Objective 1 >>
Answer these questions from the Pennine Way passage, one line each:
(a) Where does the Pennine Way begin and where does it end?
(b) What hunting tools were excavated from Victoria Cave?
(c) Who originally built Bolton Castle?
Objective 2 >>
Please rewrite the Pennine Way passage from "Immortalised in literature, film" up to and including "rich industrial heritage.", switching "Ribblesdale" to "Wharfedale".
Objective 3 >>
Name every part of Bolton Castle that the last sentence of the Pennine Way passage says visitors can explore inside.

Text passage >>
________________
The Pennine Way spans 268 miles, an undulating backbone of the north that begins in the village of Edale in England’s first National Park, the Peak District, and ends in Kirk Yetholm in the Scottish Borders.
Immortalised in literature, film and television, the verdant hills and melancholic moorlands have provided the backdrop to some of the classics of our time. Visitor’s can hop on and off the mesmeric Pennine Way, hiking around some of Britain’s most diverse and captivating countryside and for food, history and literary patrons, the Yorkshire Dales is a real sweet spot.
Primitive hunter-gatherers can be traced back 12,000 years in the Yorkshire Dales with hunting tools such as flints excavated from Victoria Cave in Ribblesdale. In the 18th and 19th century, the Yorkshire Dales was one of the main lead mining areas in England and today scattered remains of former mine workings, mills and other industries demonstrate the region’s rich industrial heritage.
What is most striking, though, is its beauty; quaint marketplaces and charming villages are cocooned between humpbacked valleys criss-crossed with ancient stone walls. Traditional buildings of locally quarried stone unify this corner of the country and the patchwork valleys, rivers, farmsteads and pastures are beguiling.
Driving into the dales, the road winding between the broad, sweeping dales and the icy blue-white sky filling almost every inch of the panorama, it feels as though little has changed since the first farmers started tending these fields. Modern cities (the dales are handily located an easy drive from historic York and Harrogate) feel a world away. Along the twisting road from Redmire, one of Britain’s best-preserved medieval castles still proves an imposing entrance to Wensleydale.
Bolton Castle was originally built by Sir Richard Le Scrope and its scars bear testament to over 600 years of history. Made famous by Mary, Queen of Scots who was imprisoned in the castle after her escape from Scotland, the chambers in the south-west tower where she is thought to have stayed and are open to the public. Inside visitors can also explore the Old Kitchens, Dungeon, Solar, Nursery and the Armory while the castle grounds, maze and ornate gardens will ignite a taste for the outdoors.
________________
Excerpted data >>
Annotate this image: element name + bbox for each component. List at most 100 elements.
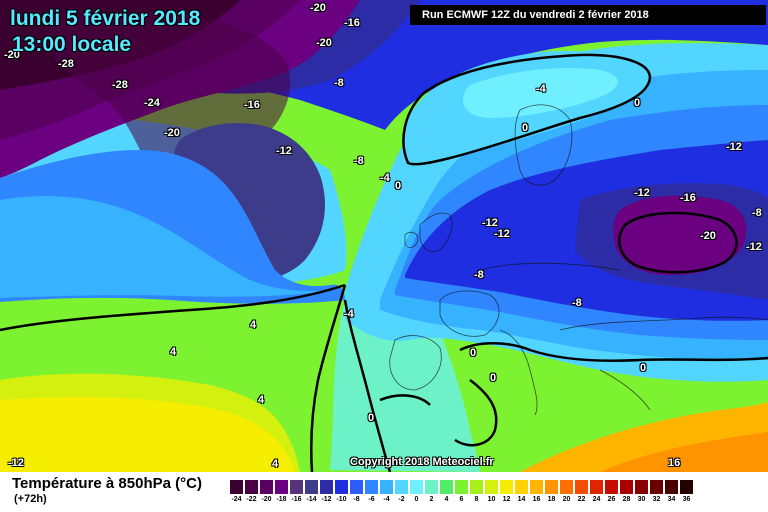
scale-label: -24 — [231, 496, 242, 503]
scale-label: 14 — [517, 496, 526, 503]
label-north-2: -16 — [344, 17, 360, 29]
scandinavia — [514, 104, 573, 186]
iberia — [389, 335, 442, 391]
scale-label: 8 — [474, 496, 479, 503]
contour-16-east — [618, 211, 738, 274]
contour-spain — [379, 394, 431, 406]
label-east-1: -12 — [726, 141, 742, 153]
scale-label: 36 — [682, 496, 691, 503]
label-east-3: -16 — [680, 192, 696, 204]
scale-label: 34 — [667, 496, 676, 503]
label-north-5: -28 — [58, 58, 74, 70]
scale-label: 28 — [622, 496, 631, 503]
label-north-4: -20 — [4, 49, 20, 61]
scale-swatch — [380, 480, 393, 494]
scale-swatch — [485, 480, 498, 494]
label-west-3: 4 — [170, 346, 177, 358]
legend-title: Température à 850hPa (°C) — [12, 475, 202, 492]
label-east-5: -20 — [700, 230, 716, 242]
label-east-4: -8 — [752, 207, 762, 219]
label-norway-1: -4 — [536, 83, 546, 95]
scale-label: -16 — [291, 496, 302, 503]
scale-label: 32 — [652, 496, 661, 503]
scale-swatch — [410, 480, 423, 494]
contour-0-north — [402, 53, 652, 166]
label-norway-2: 0 — [634, 97, 641, 109]
label-west-2: 4 — [250, 319, 257, 331]
scale-label: -10 — [336, 496, 347, 503]
scale-swatch — [440, 480, 453, 494]
label-east-6: -12 — [746, 241, 762, 253]
contour-0-south — [343, 299, 392, 472]
scale-swatch — [425, 480, 438, 494]
norwegian-sea-core — [462, 68, 618, 118]
scale-swatch — [260, 480, 273, 494]
label-atlantic-5: 0 — [395, 180, 402, 192]
scale-label: -6 — [368, 496, 375, 503]
scale-swatch — [530, 480, 543, 494]
contour-4-south — [310, 284, 347, 472]
label-atlantic-2: -12 — [276, 145, 292, 157]
label-north-9: -20 — [164, 127, 180, 139]
scale-label: 22 — [577, 496, 586, 503]
scale-swatch — [245, 480, 258, 494]
scale-swatch — [335, 480, 348, 494]
scale-swatch — [320, 480, 333, 494]
greece — [599, 369, 651, 411]
valid-time: 13:00 locale — [12, 33, 132, 56]
scale-label: 30 — [637, 496, 646, 503]
scale-label: 26 — [607, 496, 616, 503]
scale-swatch — [590, 480, 603, 494]
label-europe-3: -8 — [474, 269, 484, 281]
label-north-1: -20 — [310, 2, 326, 14]
valid-date: lundi 5 février 2018 — [10, 7, 201, 30]
scale-swatch — [635, 480, 648, 494]
label-north-7: -24 — [144, 97, 160, 109]
label-atlantic-4: -4 — [380, 172, 390, 184]
temperature-map: -20 -16 -20 -20 -28 -28 -24 -16 -20 -8 -… — [0, 0, 768, 472]
dark-orange-zone-east — [600, 432, 768, 472]
label-north-3: -20 — [316, 37, 332, 49]
label-south-2: 0 — [490, 372, 497, 384]
label-west-1: -4 — [344, 308, 354, 320]
scale-label: 0 — [414, 496, 419, 503]
scale-swatch — [545, 480, 558, 494]
scale-swatch — [230, 480, 243, 494]
scale-label: 20 — [562, 496, 571, 503]
label-europe-2: -12 — [494, 228, 510, 240]
scale-label: 2 — [429, 496, 434, 503]
scale-label: 24 — [592, 496, 601, 503]
scale-swatch — [605, 480, 618, 494]
scale-label: 16 — [532, 496, 541, 503]
green-zone — [0, 275, 440, 472]
run-banner: Run ECMWF 12Z du vendredi 2 février 2018 — [410, 5, 766, 25]
atlantic-lightblue — [0, 196, 330, 298]
color-scale: -24 -22 -20 -18 -16 -14 -12 -10 -8 -6 -4 -2 0 2 4 6 8 10 1… — [230, 480, 698, 508]
scale-swatch — [470, 480, 483, 494]
scale-swatch — [620, 480, 633, 494]
contour-lines — [0, 53, 768, 472]
label-atlantic-1: -8 — [334, 77, 344, 89]
label-north-8: -16 — [244, 99, 260, 111]
scale-label: -20 — [261, 496, 272, 503]
scale-label: 18 — [547, 496, 556, 503]
label-atlantic-3: -8 — [354, 155, 364, 167]
scale-swatch — [560, 480, 573, 494]
copyright-text: Copyright 2018 Meteociel.fr — [350, 456, 494, 468]
scale-swatch — [500, 480, 513, 494]
scale-swatch — [455, 480, 468, 494]
ireland — [404, 231, 419, 248]
scale-swatch — [350, 480, 363, 494]
label-south-3: 0 — [640, 362, 647, 374]
scale-label: 10 — [487, 496, 496, 503]
label-sw-2: 4 — [272, 458, 279, 470]
scale-swatch — [575, 480, 588, 494]
british-isles — [419, 212, 453, 252]
label-south-4: 0 — [368, 412, 375, 424]
label-se-1: 16 — [668, 457, 681, 469]
contour-italy — [454, 379, 498, 447]
scale-label: 12 — [502, 496, 511, 503]
scale-swatch — [515, 480, 528, 494]
yellow-zone — [0, 397, 295, 472]
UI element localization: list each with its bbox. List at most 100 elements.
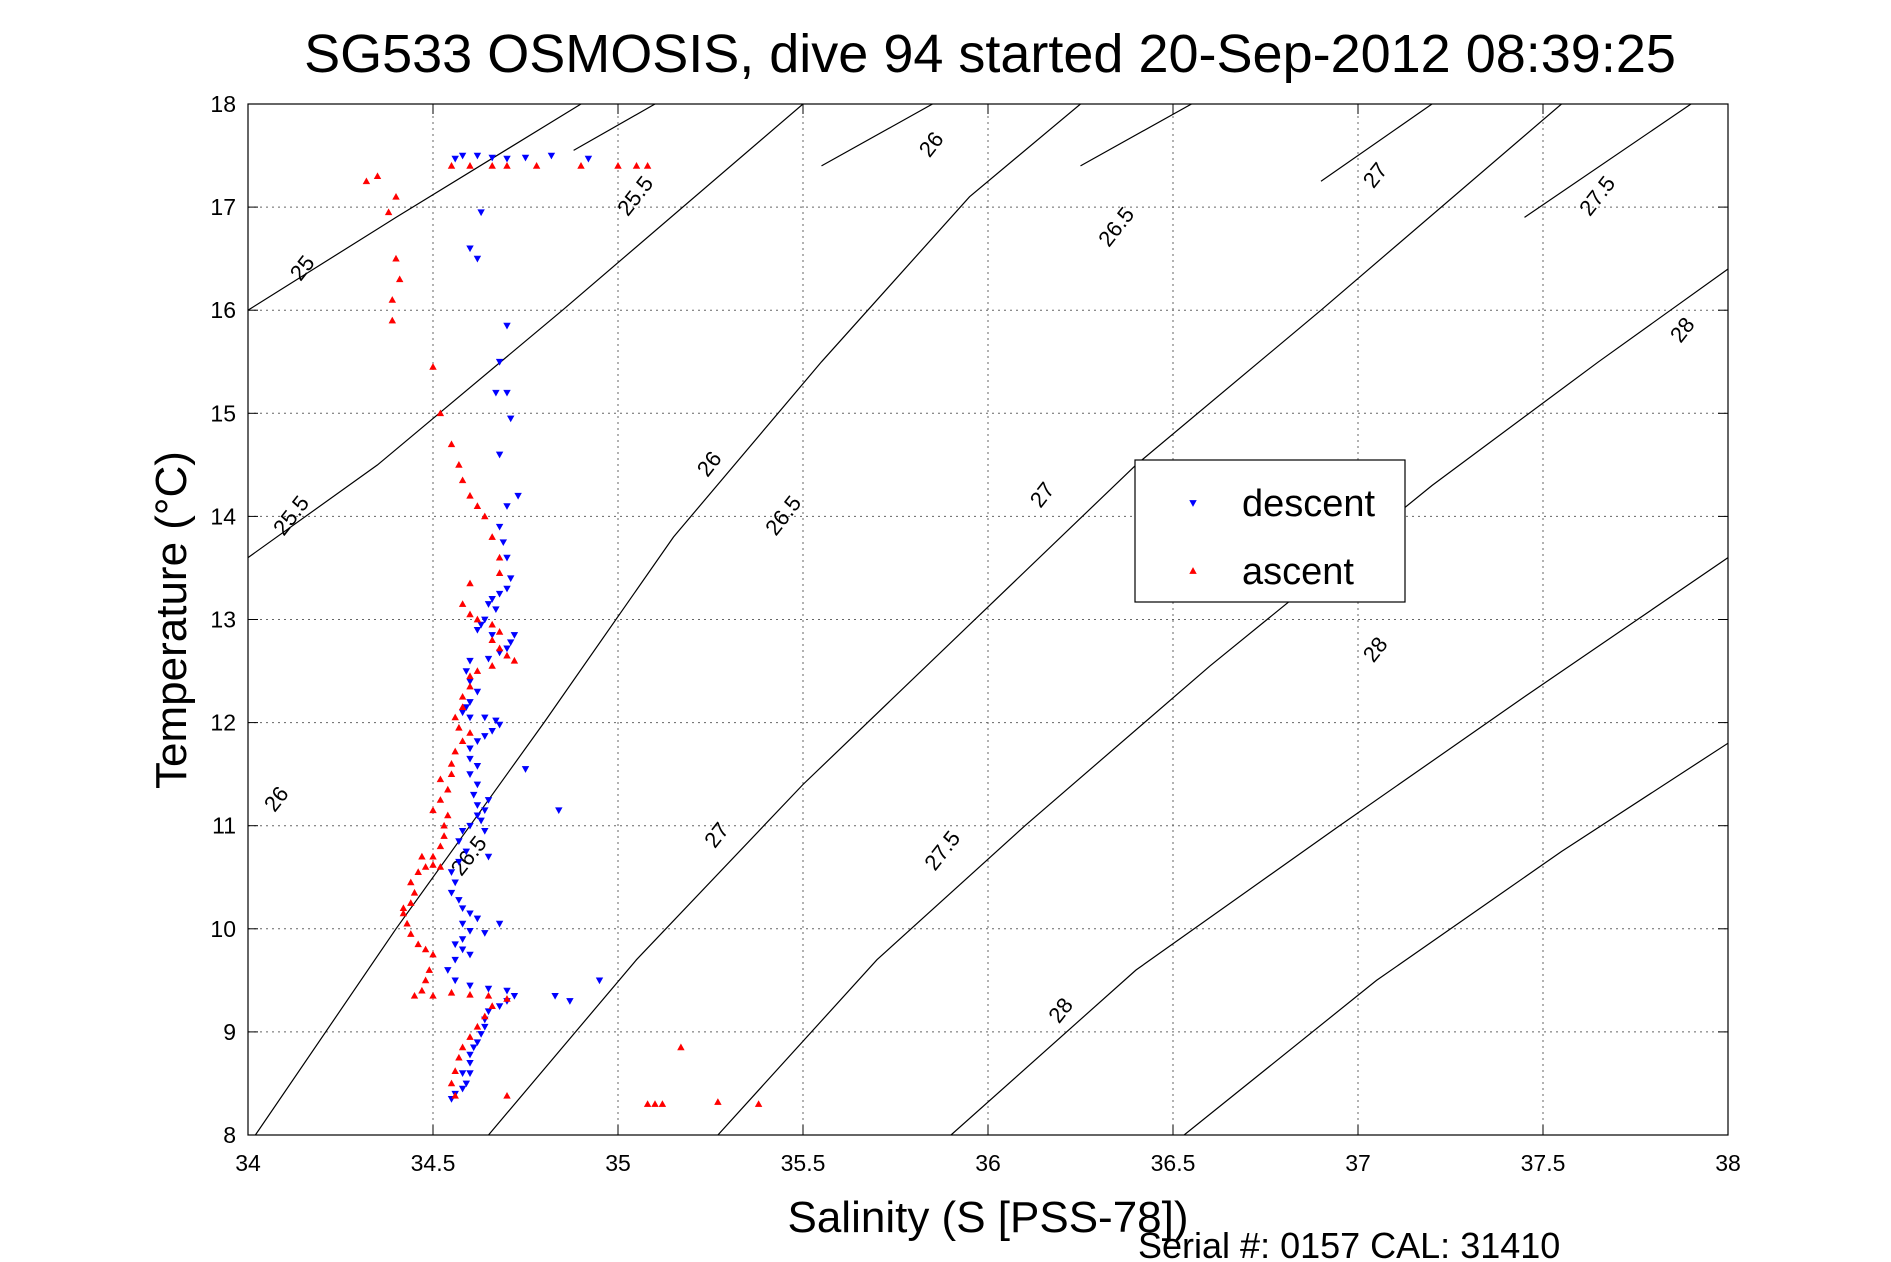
density-contour-line xyxy=(1524,104,1692,218)
ascent-point xyxy=(632,162,641,169)
descent-point xyxy=(462,1080,471,1088)
ascent-point xyxy=(436,842,445,850)
x-tick-label: 36.5 xyxy=(1151,1150,1196,1176)
legend-box xyxy=(1134,459,1406,603)
y-tick-label: 17 xyxy=(210,194,236,220)
descent-point xyxy=(466,910,474,918)
descent-point xyxy=(484,1008,493,1016)
y-tick-label: 8 xyxy=(223,1122,236,1148)
descent-point xyxy=(458,1070,467,1077)
ascent-point xyxy=(510,656,519,664)
descent-point xyxy=(466,1059,474,1067)
legend-label-descent: descent xyxy=(1242,483,1376,525)
ascent-point xyxy=(532,162,541,169)
descent-point xyxy=(506,575,515,583)
ascent-point xyxy=(425,966,434,973)
ascent-point xyxy=(643,162,652,169)
descent-point xyxy=(503,645,511,653)
ascent-point xyxy=(458,703,467,710)
ascent-point xyxy=(407,899,415,906)
ascent-point xyxy=(421,863,430,870)
descent-point xyxy=(466,245,474,253)
ascent-point xyxy=(421,976,430,984)
legend: descent ascent xyxy=(1134,459,1406,603)
descent-point xyxy=(503,585,511,593)
density-contour-line xyxy=(717,268,1728,1135)
ascent-point xyxy=(458,693,467,700)
ascent-point xyxy=(429,806,437,814)
y-tick-label: 10 xyxy=(210,916,236,942)
ascent-point xyxy=(466,672,474,680)
descent-point xyxy=(503,554,511,562)
ascent-point xyxy=(451,713,459,721)
descent-point xyxy=(503,155,511,163)
ascent-point xyxy=(488,620,496,628)
x-tick-label: 34 xyxy=(235,1150,261,1176)
density-contour-label: 25 xyxy=(285,251,320,286)
descent-point xyxy=(481,1023,489,1031)
ascent-point xyxy=(451,1067,459,1074)
ascent-point xyxy=(414,868,422,875)
descent-point xyxy=(484,797,493,804)
data-points xyxy=(362,152,763,1107)
descent-point xyxy=(521,766,530,773)
descent-point xyxy=(466,771,474,778)
descent-point xyxy=(466,951,474,959)
descent-point xyxy=(477,209,485,217)
descent-point xyxy=(495,451,504,459)
descent-point xyxy=(495,920,504,928)
density-contour-label: 25.5 xyxy=(612,171,658,220)
descent-point xyxy=(466,1051,474,1059)
descent-point xyxy=(566,998,574,1005)
descent-point xyxy=(495,358,504,366)
ascent-point xyxy=(362,177,371,185)
descent-point xyxy=(473,626,482,634)
y-axis-label: Temperature (°C) xyxy=(147,451,196,789)
descent-point xyxy=(473,915,482,923)
density-contour-label: 28 xyxy=(1665,312,1700,347)
ascent-point xyxy=(458,1043,467,1051)
x-tick-label: 35 xyxy=(605,1150,631,1176)
ascent-point xyxy=(392,254,400,262)
descent-point xyxy=(503,503,511,510)
descent-point xyxy=(466,928,474,935)
descent-point xyxy=(506,415,515,423)
ascent-point xyxy=(444,811,452,819)
ascent-point xyxy=(495,644,504,652)
descent-point xyxy=(492,389,500,397)
ascent-point xyxy=(410,888,419,896)
x-tick-label: 34.5 xyxy=(411,1150,456,1176)
descent-point xyxy=(484,853,493,861)
ascent-point xyxy=(754,1100,763,1107)
density-contour-line xyxy=(248,104,804,559)
ascent-point xyxy=(466,610,474,618)
density-contour-line xyxy=(1080,104,1192,167)
descent-point xyxy=(458,905,467,912)
ascent-point xyxy=(458,600,467,607)
ascent-point xyxy=(466,990,474,998)
density-contour-label: 27 xyxy=(1025,477,1060,512)
y-axis-ticks: 8 9 10 11 12 13 14 15 16 17 18 xyxy=(210,91,1728,1148)
descent-point xyxy=(492,606,500,614)
descent-point xyxy=(514,492,522,500)
descent-point xyxy=(466,745,474,753)
ascent-point xyxy=(495,628,504,635)
density-contour-line xyxy=(573,104,656,151)
descent-point xyxy=(473,152,482,160)
ascent-point xyxy=(473,502,482,509)
ascent-point xyxy=(651,1100,659,1107)
density-contour-line xyxy=(248,104,582,311)
ascent-point xyxy=(429,861,437,868)
descent-point xyxy=(473,763,482,770)
descent-point xyxy=(466,1070,474,1077)
descent-point xyxy=(455,858,463,866)
descent-point xyxy=(444,967,452,974)
descent-point xyxy=(458,152,467,160)
x-axis-ticks: 34 34.5 35 35.5 36 36.5 37 37.5 38 xyxy=(235,104,1741,1176)
y-tick-label: 15 xyxy=(210,400,236,426)
descent-point xyxy=(488,154,496,162)
x-tick-label: 37.5 xyxy=(1521,1150,1566,1176)
ascent-point xyxy=(388,316,397,324)
descent-point xyxy=(477,817,485,825)
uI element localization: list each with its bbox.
________________
Full response 1 >>
(a) It begins in the village of Edale in the Peak District and ends in Kirk Yetholm in the Scottish Borders.
(b) Flints.
(c) Sir Richard Le Scrope.

Full response 2 >>
Immortalised in literature, film and television, the verdant hills and melancholic moorlands have provided the backdrop to some of the classics of our time. Visitor’s can hop on and off the mesmeric Pennine Way, hiking around some of Britain’s most diverse and captivating countryside and for food, history and literary patrons, the Yorkshire Dales is a real sweet spot.
Primitive hunter-gatherers can be traced back 12,000 years in the Yorkshire Dales with hunting tools such as flints excavated from Victoria Cave in Wharfedale. In the 18th and 19th century, the Yorkshire Dales was one of the main lead mining areas in England and today scattered remains of former mine workings, mills and other industries demonstrate the region’s rich industrial heritage.

Full response 3 >>
Old Kitchens, Dungeon, Solar, Nursery, Armory